§ Aim:
Hunt for the word "Designed" across the entries below, copying each line that holds it.

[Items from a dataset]
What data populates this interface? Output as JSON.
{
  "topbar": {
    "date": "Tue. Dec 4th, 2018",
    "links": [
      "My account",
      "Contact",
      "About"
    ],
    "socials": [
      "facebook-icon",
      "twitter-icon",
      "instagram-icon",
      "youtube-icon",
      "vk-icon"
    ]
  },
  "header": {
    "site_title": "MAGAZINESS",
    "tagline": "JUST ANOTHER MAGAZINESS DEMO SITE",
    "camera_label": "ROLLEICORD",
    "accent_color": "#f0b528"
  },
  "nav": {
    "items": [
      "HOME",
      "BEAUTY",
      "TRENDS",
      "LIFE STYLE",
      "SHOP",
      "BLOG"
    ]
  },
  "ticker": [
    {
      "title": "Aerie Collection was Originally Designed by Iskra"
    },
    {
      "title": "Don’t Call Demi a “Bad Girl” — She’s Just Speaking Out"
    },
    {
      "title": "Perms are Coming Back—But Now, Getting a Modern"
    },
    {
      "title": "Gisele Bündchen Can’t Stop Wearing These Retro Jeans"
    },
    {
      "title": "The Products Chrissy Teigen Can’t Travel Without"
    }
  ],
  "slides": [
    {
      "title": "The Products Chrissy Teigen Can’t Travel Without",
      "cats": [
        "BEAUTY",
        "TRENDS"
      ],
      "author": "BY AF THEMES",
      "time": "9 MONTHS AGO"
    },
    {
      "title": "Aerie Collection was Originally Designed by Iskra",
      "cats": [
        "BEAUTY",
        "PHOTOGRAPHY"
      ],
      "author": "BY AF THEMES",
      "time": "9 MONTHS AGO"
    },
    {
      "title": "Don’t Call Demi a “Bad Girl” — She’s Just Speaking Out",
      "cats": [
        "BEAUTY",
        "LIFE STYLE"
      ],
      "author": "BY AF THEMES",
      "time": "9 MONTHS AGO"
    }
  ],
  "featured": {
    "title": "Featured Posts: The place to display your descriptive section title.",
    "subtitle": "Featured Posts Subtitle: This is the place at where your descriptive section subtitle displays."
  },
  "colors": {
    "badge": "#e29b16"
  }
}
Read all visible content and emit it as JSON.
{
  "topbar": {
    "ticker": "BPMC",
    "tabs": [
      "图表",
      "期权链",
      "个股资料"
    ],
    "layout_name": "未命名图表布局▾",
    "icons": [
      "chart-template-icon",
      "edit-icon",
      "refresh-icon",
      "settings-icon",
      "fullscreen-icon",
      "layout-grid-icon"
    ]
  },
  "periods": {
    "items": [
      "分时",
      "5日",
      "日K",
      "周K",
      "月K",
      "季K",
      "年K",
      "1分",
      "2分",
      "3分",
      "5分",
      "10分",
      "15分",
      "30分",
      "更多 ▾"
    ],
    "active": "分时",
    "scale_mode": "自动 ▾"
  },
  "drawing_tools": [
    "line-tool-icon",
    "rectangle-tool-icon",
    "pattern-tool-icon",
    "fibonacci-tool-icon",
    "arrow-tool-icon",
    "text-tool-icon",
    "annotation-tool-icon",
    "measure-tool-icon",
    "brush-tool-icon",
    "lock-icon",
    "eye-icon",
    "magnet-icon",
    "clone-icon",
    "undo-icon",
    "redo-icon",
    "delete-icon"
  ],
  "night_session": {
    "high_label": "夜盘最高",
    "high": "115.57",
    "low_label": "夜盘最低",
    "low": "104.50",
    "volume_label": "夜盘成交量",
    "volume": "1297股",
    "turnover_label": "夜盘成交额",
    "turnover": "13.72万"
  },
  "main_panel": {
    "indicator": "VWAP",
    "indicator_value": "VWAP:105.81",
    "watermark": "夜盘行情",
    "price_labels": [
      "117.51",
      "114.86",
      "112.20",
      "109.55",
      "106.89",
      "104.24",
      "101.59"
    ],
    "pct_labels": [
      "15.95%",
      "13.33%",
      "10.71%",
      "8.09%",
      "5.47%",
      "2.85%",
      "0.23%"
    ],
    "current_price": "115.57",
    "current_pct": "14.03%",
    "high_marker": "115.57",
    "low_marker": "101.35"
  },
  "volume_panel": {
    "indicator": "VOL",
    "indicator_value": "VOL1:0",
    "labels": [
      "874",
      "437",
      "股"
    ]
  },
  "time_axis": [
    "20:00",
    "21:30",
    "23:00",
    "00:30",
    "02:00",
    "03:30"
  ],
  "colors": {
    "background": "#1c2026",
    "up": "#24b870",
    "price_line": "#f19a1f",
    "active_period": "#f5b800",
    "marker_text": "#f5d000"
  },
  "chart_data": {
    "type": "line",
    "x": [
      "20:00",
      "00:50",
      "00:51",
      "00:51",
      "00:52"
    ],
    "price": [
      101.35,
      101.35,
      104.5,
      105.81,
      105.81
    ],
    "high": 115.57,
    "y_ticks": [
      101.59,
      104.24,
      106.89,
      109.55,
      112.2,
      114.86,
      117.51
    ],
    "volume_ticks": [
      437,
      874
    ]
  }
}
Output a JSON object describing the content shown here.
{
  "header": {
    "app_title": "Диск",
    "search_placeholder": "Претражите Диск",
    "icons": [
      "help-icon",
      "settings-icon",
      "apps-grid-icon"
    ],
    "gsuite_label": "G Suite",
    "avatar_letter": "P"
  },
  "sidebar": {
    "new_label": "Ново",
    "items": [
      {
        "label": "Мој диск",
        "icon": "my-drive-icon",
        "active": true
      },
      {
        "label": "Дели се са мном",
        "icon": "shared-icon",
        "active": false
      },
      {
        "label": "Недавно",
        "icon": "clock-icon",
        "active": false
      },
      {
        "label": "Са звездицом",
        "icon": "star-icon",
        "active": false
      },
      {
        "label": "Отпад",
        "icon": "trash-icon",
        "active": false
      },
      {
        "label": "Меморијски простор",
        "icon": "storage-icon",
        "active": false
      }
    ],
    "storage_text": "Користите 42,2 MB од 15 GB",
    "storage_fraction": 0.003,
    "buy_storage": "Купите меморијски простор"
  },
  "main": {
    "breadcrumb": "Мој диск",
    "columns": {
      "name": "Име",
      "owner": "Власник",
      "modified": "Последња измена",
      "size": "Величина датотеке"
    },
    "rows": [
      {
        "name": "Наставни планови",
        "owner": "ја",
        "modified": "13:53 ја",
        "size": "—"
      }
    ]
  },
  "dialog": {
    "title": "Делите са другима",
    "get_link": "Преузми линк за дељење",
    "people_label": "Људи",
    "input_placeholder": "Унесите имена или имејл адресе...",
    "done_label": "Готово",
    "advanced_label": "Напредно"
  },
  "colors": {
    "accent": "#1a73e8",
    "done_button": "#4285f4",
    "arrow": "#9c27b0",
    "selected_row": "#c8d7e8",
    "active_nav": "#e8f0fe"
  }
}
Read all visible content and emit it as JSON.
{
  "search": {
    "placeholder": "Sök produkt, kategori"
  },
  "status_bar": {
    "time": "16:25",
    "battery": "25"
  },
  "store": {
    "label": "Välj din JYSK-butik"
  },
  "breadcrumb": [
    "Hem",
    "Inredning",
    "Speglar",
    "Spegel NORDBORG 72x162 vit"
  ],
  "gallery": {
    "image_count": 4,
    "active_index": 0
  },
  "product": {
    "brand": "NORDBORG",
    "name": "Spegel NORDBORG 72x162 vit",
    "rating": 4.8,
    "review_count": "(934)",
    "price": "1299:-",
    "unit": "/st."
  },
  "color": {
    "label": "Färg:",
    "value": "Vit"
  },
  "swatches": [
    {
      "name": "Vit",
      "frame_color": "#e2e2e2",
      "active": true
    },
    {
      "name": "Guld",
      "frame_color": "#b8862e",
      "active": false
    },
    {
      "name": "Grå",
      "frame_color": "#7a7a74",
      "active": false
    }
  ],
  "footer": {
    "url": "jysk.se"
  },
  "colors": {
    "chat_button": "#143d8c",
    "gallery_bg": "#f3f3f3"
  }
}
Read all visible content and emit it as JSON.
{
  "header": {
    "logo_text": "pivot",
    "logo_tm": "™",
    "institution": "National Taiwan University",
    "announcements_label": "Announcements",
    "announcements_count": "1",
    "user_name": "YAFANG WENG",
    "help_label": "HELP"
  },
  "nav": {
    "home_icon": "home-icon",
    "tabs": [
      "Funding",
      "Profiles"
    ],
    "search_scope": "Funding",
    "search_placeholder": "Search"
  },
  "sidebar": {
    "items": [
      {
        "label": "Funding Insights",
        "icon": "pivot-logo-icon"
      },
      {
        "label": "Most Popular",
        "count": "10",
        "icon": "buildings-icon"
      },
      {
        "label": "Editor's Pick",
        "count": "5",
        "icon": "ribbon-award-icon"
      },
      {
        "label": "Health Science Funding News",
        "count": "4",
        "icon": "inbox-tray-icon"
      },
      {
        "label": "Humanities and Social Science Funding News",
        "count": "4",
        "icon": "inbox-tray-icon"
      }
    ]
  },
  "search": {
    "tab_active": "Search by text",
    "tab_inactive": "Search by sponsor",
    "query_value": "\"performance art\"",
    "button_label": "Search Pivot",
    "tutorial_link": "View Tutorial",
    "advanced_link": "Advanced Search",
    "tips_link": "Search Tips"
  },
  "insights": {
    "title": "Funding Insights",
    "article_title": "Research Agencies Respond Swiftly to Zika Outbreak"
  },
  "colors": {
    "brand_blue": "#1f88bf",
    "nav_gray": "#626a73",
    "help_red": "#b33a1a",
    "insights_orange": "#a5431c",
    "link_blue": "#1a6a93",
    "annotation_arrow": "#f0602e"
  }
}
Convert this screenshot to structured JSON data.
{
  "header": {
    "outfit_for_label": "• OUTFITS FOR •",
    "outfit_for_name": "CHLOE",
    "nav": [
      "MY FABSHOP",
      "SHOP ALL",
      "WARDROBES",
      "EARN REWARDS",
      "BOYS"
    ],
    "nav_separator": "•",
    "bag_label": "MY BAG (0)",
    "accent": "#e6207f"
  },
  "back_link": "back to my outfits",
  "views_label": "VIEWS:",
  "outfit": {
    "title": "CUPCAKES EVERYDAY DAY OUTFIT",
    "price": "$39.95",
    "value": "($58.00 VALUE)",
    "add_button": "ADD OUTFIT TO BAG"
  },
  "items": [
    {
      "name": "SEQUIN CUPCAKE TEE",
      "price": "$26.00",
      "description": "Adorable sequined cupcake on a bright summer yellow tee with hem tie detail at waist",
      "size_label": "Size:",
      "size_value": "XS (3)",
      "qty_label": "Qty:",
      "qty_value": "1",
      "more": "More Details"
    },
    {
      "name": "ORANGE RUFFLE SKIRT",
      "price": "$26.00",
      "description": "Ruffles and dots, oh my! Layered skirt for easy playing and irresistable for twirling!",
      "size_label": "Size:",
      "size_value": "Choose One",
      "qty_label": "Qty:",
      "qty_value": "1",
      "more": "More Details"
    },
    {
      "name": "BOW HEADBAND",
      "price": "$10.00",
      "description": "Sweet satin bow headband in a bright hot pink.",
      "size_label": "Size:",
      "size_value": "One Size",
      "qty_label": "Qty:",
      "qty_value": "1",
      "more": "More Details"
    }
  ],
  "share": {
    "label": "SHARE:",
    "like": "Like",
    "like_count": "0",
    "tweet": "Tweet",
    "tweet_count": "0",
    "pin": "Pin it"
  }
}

§ Output:
      "title": "Aerie Collection was Originally Designed by Iskra"
      "title": "Aerie Collection was Originally Designed by Iskra",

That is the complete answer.